* _Problem description_: Change "service-label" to "service-caption" in the rows from the start of the rows through the line that contains "service-credit-card[interactable]: 信用卡管理 —", inclusive. Return only those lines, with everything else unchanged.

* _Element-and-box listings_:
##############################

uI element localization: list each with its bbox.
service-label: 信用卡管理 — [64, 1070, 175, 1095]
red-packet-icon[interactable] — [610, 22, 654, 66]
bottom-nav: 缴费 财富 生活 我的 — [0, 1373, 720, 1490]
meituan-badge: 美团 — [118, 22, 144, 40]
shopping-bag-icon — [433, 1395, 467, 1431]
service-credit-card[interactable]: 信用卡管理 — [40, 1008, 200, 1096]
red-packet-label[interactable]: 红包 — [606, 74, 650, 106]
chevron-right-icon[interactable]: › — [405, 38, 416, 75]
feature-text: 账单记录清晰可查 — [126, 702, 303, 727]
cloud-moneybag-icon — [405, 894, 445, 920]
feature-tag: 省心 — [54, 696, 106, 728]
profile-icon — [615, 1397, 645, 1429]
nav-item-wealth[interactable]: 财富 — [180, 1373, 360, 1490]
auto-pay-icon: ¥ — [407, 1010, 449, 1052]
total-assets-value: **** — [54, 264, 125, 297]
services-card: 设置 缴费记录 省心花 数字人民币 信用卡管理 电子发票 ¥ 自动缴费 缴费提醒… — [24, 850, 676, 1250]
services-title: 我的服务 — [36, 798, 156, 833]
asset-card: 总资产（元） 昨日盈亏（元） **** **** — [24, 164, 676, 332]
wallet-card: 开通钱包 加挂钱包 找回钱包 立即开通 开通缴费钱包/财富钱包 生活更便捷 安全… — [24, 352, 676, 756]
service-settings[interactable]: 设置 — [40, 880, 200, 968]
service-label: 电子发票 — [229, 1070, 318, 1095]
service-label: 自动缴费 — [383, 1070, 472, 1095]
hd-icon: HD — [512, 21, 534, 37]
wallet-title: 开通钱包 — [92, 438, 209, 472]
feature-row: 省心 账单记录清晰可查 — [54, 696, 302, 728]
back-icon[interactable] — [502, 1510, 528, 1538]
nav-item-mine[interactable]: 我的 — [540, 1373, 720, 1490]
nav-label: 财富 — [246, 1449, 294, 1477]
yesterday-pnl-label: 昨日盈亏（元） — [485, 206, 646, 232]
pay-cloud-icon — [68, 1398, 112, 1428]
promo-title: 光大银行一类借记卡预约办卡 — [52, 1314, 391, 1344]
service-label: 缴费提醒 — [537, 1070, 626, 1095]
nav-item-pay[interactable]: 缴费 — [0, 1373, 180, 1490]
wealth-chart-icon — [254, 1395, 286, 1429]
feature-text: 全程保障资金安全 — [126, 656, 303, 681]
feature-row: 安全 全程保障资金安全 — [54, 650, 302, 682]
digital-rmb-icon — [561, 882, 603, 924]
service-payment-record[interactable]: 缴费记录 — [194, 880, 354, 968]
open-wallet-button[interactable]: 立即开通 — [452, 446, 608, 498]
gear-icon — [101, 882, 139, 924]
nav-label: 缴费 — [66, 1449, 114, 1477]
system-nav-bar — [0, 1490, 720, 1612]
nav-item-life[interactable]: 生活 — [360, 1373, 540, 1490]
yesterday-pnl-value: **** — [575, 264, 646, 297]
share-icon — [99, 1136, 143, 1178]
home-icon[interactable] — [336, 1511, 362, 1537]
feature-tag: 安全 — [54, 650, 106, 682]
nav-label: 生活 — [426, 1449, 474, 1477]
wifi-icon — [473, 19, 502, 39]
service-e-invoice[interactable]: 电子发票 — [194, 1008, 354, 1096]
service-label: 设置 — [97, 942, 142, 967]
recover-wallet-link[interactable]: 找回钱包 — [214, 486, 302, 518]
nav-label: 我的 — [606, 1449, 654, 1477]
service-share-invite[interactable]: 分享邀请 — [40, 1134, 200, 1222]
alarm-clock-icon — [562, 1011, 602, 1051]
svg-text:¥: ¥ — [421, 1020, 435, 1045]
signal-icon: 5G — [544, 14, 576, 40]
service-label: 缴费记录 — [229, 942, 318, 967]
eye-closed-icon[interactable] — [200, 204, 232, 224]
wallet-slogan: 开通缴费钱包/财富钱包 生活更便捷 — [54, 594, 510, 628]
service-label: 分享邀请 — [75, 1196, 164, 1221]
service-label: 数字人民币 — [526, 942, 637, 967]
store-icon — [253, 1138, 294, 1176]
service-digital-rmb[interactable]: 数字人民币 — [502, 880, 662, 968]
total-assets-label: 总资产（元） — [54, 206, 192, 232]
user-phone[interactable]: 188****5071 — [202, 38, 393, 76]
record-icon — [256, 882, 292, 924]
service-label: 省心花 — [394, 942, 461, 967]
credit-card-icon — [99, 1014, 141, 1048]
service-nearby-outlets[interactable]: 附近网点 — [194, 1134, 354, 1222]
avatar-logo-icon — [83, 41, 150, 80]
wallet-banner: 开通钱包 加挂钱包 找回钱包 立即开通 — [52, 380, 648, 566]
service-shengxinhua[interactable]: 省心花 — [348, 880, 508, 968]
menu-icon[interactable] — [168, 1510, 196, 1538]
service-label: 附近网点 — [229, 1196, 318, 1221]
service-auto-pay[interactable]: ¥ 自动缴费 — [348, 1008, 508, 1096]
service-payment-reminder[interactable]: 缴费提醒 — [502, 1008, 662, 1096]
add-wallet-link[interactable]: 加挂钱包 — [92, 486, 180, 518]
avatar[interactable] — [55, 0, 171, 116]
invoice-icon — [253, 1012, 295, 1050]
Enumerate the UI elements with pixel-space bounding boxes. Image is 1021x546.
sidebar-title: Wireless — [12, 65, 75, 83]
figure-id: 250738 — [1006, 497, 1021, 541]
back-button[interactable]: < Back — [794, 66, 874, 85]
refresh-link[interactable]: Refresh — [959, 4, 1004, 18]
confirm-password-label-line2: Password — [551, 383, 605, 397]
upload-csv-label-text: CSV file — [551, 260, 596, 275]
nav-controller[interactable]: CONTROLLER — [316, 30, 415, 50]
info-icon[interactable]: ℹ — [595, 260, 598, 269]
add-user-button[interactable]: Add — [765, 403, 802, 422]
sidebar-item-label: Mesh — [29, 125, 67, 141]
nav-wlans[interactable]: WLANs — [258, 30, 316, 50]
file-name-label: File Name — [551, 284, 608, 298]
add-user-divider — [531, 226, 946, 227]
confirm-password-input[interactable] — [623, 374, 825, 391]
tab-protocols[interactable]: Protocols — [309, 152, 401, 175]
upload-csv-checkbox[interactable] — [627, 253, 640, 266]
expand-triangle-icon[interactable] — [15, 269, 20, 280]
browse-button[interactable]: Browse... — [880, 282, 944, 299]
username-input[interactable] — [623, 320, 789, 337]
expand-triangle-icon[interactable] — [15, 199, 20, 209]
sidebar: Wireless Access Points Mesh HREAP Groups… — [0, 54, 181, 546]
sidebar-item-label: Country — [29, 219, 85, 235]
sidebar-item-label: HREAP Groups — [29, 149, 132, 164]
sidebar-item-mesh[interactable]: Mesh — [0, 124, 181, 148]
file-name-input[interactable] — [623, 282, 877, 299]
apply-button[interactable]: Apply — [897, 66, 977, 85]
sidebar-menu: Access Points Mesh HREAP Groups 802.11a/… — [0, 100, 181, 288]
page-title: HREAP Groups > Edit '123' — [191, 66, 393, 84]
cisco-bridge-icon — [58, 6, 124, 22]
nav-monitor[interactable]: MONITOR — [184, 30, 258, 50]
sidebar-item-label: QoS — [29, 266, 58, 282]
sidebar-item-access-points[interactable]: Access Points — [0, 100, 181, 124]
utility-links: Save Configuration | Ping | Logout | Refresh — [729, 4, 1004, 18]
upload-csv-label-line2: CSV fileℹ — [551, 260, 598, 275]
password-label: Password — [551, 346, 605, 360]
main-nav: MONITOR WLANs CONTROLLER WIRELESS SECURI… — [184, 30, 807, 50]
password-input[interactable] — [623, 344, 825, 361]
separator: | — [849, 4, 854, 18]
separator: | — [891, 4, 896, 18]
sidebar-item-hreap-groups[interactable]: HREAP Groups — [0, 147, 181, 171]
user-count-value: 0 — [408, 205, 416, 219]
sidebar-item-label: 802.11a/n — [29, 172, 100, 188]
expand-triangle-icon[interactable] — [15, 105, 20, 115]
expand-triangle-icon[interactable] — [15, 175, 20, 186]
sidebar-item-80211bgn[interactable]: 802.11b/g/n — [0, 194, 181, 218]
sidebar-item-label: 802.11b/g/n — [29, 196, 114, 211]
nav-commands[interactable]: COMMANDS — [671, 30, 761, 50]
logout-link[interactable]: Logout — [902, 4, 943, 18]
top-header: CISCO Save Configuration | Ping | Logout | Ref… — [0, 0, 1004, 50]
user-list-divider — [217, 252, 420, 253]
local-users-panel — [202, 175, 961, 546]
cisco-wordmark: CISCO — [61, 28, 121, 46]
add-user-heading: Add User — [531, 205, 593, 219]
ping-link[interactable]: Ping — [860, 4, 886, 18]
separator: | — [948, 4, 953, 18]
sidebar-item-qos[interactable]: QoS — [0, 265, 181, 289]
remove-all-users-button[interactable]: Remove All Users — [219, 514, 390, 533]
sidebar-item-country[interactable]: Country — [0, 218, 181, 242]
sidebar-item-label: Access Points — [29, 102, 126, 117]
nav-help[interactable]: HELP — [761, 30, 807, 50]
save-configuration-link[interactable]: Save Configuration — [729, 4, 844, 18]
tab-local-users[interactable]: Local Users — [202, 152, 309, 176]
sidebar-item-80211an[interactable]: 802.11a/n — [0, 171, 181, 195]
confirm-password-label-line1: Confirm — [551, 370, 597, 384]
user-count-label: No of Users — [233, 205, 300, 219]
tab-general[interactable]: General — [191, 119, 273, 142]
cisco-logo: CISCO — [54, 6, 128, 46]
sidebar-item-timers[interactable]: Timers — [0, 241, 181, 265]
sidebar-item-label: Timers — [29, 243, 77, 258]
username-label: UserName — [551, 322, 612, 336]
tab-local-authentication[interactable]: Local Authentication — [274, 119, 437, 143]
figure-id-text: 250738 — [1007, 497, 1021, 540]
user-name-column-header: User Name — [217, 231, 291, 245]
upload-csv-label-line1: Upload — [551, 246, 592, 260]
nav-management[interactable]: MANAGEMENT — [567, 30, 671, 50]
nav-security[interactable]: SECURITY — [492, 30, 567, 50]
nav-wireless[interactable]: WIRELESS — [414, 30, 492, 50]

##############################

* _Complete output_:
uI element localization: list each with its bbox.
service-caption: 信用卡管理 — [64, 1070, 175, 1095]
red-packet-icon[interactable] — [610, 22, 654, 66]
bottom-nav: 缴费 财富 生活 我的 — [0, 1373, 720, 1490]
meituan-badge: 美团 — [118, 22, 144, 40]
shopping-bag-icon — [433, 1395, 467, 1431]
service-credit-card[interactable]: 信用卡管理 — [40, 1008, 200, 1096]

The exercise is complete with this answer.